▶ [Stated task A]
Answer these questions using the forum thread on intimacy after an affair:
(i) For about how long did the couple sleep in separate rooms after the affair came out?
(ii) What term does the reply use for couples who have sex once or twice a day after an affair?
(iii) According to the reply, what do women judge their relationship with their husband by?

▶ [Provided passage]
==============================

# How long until you were able to be intimate again?



## iwillsurvive (Mar 4, 2009)

A couple weeks ago my husband came home devastated. He told me he had done the one thing that could ruin our marriage. He actually came home from the other woman's house and told me of his affair. I was devastated. I've been going through all the crazy emotions that many of you have described. 

It was an isolated incident and he has since completely cut off contact with her and let me know that he is willing to try and fix things in our marriage. 

We still have lots to work through and lots to talk about, but we are both wanting to make this work. Some days are good and some days are bad, but I think we are moving in the right direction. 

For the first week or so we weren't even sleeping in the same room. It was just too hard. There were too many emotions and sleeping next to him made me sick. But the one thing I realized is that over the course of our relationship and marriage, even when we were angry when we went to bed, we always still slept in the same bed together. We were always still partners, even if we slept on opposite sides of the bed and didn't even touch each other. And we want to be partners in this, we want to move forward, so we are now sleeping in the same bed, but not having sex. 

I find myself very conflicted about this. I still love him, find him attractive and I want to be having sex with him. I want that connection and intimacy. I think I also want to feel desirable and sexy to him. I also think that having the right connection & intimacy can be good for us- for helping us move forward and fix things. 

We've always had a pretty good sex life and I enjoy having sex. But the other part of me doesn't want to do something that is detrimental to the progress we've made. I think if I initiated, he would be willing to have sex with me, but he wants to give me the space and/or time that I need before we become intimate again. 

So- how has this process been for each of you? Did you feel that you waited too long to have sex again? Did you have sex again too soon? I'm just feel crazy sometimes and want to do what's best for us, but I don't feel like I often know what that is.


----------



## Initfortheduration (Dec 12, 2008)

It is entirely your decision. Some couple engage in what is called hysterical bonding. Where they will have sex once or twice a day, for who knows how long. Other BS will never want to touch their spouse again. If you can have sex without feeling like you have compromised your feelings or your position in regard to reconciliation, then its "race you to the bedroom". Let me restate this point. Women judge their relationship with their husband by communication. Men judge it by the act of having sex. That is why men can have sex right after a knockdown drag out fight. It is the most important way of showing them that the marriage is sound. Ask a woman and its "Are you f***ing kidding me? That's the last thing I want". 

So now you have to decide. Do you want to make your husband feel like you are willing to forgive him? Understand that this is the MOST important show of intimacy and connection you can show a man. He sounds contrite and is willing to give you space. I can tell you right now, he is in mortal fear that even if you have sex, you will not have intimacy. I personally think, by your description of him, he will probably breakdown again if you reach out to him.

==============================

▶ [Exercise data]
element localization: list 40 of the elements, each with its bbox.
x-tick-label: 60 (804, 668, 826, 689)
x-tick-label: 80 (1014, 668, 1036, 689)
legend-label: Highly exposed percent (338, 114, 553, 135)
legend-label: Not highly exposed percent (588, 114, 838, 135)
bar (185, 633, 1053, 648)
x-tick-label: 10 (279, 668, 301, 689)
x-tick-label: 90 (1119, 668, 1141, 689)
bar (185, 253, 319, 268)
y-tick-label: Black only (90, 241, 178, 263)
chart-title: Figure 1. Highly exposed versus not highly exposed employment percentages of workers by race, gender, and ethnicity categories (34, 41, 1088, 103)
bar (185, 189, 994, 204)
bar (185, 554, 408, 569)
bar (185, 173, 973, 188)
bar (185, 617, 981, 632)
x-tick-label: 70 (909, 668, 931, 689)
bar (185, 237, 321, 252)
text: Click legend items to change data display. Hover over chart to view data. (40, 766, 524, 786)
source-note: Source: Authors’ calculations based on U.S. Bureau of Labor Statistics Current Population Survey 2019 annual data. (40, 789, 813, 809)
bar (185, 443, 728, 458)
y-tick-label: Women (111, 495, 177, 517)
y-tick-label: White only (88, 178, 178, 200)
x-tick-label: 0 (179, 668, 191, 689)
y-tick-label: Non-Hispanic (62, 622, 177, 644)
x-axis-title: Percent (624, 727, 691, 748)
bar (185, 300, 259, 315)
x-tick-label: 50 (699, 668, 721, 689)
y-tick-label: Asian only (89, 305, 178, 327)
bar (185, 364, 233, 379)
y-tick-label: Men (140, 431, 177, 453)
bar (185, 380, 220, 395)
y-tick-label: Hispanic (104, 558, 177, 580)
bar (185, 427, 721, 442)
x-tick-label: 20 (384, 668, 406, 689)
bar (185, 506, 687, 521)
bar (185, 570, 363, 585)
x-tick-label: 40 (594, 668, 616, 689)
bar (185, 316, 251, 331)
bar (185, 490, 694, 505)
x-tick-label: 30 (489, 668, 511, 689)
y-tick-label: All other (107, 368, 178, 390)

==============================

▶ [Stated task B]
Print the records from their first line through the line containing "bar (185, 633, 1053, 648)", including both of those lines.

▶ [Final answer A]
(i) For the first week or so.
(ii) Hysterical bonding.
(iii) Communication.

▶ [Final answer B]
element localization: list 40 of the elements, each with its bbox.
x-tick-label: 60 (804, 668, 826, 689)
x-tick-label: 80 (1014, 668, 1036, 689)
legend-label: Highly exposed percent (338, 114, 553, 135)
legend-label: Not highly exposed percent (588, 114, 838, 135)
bar (185, 633, 1053, 648)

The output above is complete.